[Provided entries start]
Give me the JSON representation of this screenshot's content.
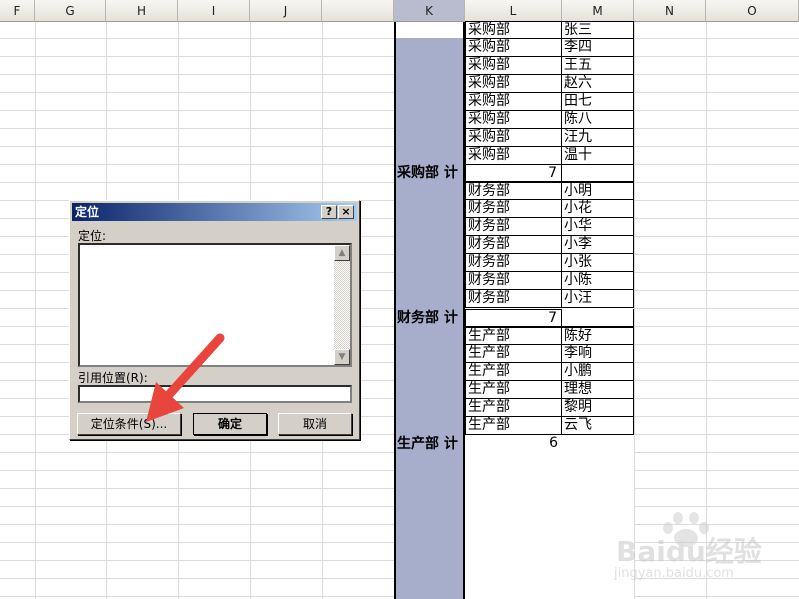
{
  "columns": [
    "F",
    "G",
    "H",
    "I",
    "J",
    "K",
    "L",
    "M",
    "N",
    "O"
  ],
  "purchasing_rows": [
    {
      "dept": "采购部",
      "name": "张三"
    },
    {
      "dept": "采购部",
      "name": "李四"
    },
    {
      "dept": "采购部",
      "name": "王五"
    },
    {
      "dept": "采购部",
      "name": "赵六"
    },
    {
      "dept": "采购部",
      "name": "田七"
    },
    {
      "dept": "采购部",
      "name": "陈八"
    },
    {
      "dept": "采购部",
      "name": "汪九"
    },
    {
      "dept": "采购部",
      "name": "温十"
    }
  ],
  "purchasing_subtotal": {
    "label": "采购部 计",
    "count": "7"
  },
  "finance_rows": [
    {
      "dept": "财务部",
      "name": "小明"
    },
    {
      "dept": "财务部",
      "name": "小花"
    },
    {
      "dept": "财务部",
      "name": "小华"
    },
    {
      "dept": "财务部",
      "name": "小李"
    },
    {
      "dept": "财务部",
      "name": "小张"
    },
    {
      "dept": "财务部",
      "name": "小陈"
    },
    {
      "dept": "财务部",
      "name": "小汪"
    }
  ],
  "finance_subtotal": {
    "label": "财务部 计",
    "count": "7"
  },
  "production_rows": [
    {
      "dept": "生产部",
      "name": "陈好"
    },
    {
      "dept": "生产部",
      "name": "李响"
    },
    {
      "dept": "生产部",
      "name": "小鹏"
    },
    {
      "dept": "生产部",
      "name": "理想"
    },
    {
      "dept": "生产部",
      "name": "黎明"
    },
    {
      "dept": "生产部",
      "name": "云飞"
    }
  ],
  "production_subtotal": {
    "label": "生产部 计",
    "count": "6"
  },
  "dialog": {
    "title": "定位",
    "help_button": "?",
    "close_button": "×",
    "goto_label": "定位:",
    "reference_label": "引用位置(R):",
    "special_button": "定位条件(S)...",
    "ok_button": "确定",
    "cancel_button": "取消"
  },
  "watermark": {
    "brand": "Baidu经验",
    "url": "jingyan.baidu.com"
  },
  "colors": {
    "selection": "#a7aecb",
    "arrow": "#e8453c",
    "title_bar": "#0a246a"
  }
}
[Provided entries end]
[Provided entries start]
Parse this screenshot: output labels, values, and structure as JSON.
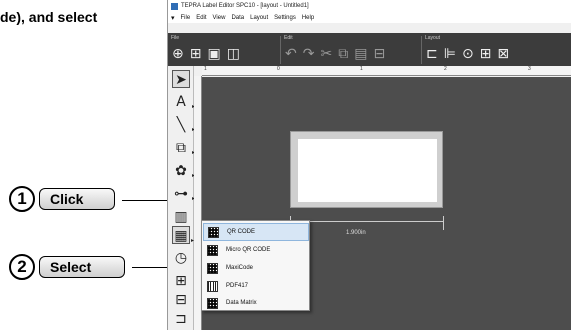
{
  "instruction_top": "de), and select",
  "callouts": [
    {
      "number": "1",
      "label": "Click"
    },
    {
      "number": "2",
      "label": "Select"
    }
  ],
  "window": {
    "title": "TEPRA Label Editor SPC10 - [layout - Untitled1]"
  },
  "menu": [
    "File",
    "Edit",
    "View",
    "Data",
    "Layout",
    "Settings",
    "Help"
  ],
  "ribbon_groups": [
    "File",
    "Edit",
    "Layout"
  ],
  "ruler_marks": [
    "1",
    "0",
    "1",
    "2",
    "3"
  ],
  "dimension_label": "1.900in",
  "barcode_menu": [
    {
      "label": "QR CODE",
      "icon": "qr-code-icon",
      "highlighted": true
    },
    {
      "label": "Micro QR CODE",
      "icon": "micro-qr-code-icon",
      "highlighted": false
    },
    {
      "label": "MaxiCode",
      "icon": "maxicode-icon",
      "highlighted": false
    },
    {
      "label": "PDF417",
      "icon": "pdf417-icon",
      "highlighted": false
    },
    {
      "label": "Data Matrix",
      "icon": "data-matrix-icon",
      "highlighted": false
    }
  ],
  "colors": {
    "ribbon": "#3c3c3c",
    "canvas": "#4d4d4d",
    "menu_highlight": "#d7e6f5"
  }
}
[Provided entries end]
[Provided entries start]
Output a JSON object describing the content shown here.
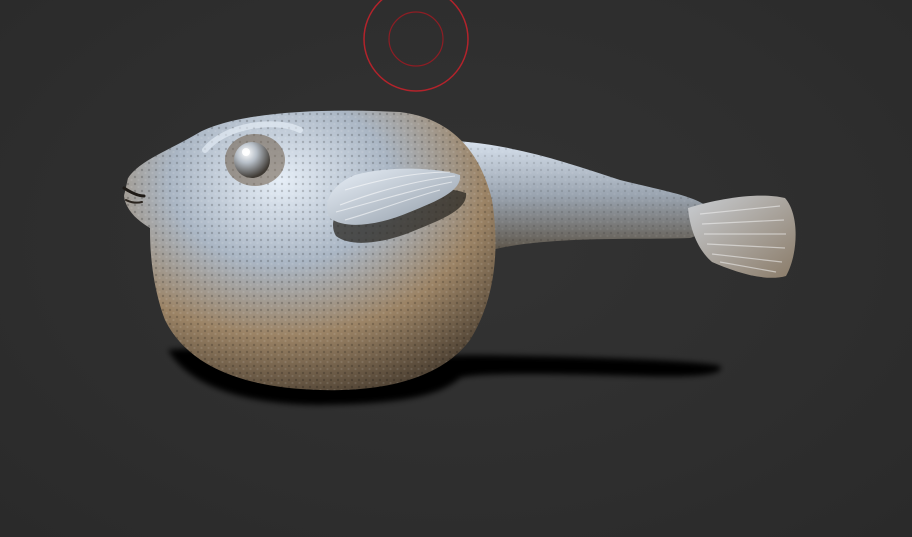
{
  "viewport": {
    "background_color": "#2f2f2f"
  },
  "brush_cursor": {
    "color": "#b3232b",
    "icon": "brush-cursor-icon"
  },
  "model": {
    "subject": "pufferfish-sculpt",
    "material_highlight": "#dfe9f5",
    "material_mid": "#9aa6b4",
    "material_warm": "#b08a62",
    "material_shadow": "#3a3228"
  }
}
[Provided entries end]
Copy out each line that contains the word "content".

● **The reply**:
Give me the JSON representation of this screenshot's content.
Output a JSON object describing the content shown here.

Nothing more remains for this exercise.